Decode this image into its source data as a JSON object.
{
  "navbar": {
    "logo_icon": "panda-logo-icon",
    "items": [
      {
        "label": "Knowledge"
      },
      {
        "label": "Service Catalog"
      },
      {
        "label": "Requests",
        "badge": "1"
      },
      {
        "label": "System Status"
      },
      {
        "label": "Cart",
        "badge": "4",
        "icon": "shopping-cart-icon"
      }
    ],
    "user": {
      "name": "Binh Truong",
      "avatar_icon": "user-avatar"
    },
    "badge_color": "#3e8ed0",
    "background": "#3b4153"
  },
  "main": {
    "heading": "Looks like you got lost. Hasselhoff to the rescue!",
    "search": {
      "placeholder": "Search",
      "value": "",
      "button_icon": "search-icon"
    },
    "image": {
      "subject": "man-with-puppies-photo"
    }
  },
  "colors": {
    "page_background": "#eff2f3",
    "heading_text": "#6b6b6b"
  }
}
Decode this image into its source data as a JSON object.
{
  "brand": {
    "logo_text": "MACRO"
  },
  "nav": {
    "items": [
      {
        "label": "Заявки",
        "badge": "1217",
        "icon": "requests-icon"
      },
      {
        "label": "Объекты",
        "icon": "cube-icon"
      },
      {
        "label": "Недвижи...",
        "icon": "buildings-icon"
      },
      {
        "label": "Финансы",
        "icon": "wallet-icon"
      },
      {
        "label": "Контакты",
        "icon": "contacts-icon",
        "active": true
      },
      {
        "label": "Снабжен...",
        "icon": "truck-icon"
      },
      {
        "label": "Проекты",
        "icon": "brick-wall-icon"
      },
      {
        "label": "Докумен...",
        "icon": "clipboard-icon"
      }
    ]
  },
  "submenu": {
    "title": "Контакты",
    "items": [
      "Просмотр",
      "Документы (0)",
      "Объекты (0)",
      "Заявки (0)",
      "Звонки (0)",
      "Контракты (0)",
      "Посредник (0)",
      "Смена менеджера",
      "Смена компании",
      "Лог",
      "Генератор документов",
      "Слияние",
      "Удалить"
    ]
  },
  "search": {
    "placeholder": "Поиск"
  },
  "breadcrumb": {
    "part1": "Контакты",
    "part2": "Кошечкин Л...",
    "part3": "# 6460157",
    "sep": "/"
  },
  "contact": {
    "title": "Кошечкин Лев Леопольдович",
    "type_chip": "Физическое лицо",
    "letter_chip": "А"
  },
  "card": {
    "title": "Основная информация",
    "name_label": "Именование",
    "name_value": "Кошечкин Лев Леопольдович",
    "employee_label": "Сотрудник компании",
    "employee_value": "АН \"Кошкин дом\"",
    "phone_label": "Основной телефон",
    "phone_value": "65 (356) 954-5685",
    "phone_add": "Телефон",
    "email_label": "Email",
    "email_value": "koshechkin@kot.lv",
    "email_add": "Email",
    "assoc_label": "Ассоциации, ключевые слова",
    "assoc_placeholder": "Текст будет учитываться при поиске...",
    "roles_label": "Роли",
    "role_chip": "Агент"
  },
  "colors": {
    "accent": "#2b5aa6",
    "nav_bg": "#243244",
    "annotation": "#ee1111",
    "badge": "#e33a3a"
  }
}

● Task objective:
Give all the records again. Match them exactly.

● The solution:
Decode this image into its source data as a JSON object.
{
  "navbar": {
    "logo_icon": "panda-logo-icon",
    "items": [
      {
        "label": "Knowledge"
      },
      {
        "label": "Service Catalog"
      },
      {
        "label": "Requests",
        "badge": "1"
      },
      {
        "label": "System Status"
      },
      {
        "label": "Cart",
        "badge": "4",
        "icon": "shopping-cart-icon"
      }
    ],
    "user": {
      "name": "Binh Truong",
      "avatar_icon": "user-avatar"
    },
    "badge_color": "#3e8ed0",
    "background": "#3b4153"
  },
  "main": {
    "heading": "Looks like you got lost. Hasselhoff to the rescue!",
    "search": {
      "placeholder": "Search",
      "value": "",
      "button_icon": "search-icon"
    },
    "image": {
      "subject": "man-with-puppies-photo"
    }
  },
  "colors": {
    "page_background": "#eff2f3",
    "heading_text": "#6b6b6b"
  }
}
Decode this image into its source data as a JSON object.
{
  "brand": {
    "logo_text": "MACRO"
  },
  "nav": {
    "items": [
      {
        "label": "Заявки",
        "badge": "1217",
        "icon": "requests-icon"
      },
      {
        "label": "Объекты",
        "icon": "cube-icon"
      },
      {
        "label": "Недвижи...",
        "icon": "buildings-icon"
      },
      {
        "label": "Финансы",
        "icon": "wallet-icon"
      },
      {
        "label": "Контакты",
        "icon": "contacts-icon",
        "active": true
      },
      {
        "label": "Снабжен...",
        "icon": "truck-icon"
      },
      {
        "label": "Проекты",
        "icon": "brick-wall-icon"
      },
      {
        "label": "Докумен...",
        "icon": "clipboard-icon"
      }
    ]
  },
  "submenu": {
    "title": "Контакты",
    "items": [
      "Просмотр",
      "Документы (0)",
      "Объекты (0)",
      "Заявки (0)",
      "Звонки (0)",
      "Контракты (0)",
      "Посредник (0)",
      "Смена менеджера",
      "Смена компании",
      "Лог",
      "Генератор документов",
      "Слияние",
      "Удалить"
    ]
  },
  "search": {
    "placeholder": "Поиск"
  },
  "breadcrumb": {
    "part1": "Контакты",
    "part2": "Кошечкин Л...",
    "part3": "# 6460157",
    "sep": "/"
  },
  "contact": {
    "title": "Кошечкин Лев Леопольдович",
    "type_chip": "Физическое лицо",
    "letter_chip": "А"
  },
  "card": {
    "title": "Основная информация",
    "name_label": "Именование",
    "name_value": "Кошечкин Лев Леопольдович",
    "employee_label": "Сотрудник компании",
    "employee_value": "АН \"Кошкин дом\"",
    "phone_label": "Основной телефон",
    "phone_value": "65 (356) 954-5685",
    "phone_add": "Телефон",
    "email_label": "Email",
    "email_value": "koshechkin@kot.lv",
    "email_add": "Email",
    "assoc_label": "Ассоциации, ключевые слова",
    "assoc_placeholder": "Текст будет учитываться при поиске...",
    "roles_label": "Роли",
    "role_chip": "Агент"
  },
  "colors": {
    "accent": "#2b5aa6",
    "nav_bg": "#243244",
    "annotation": "#ee1111",
    "badge": "#e33a3a"
  }
}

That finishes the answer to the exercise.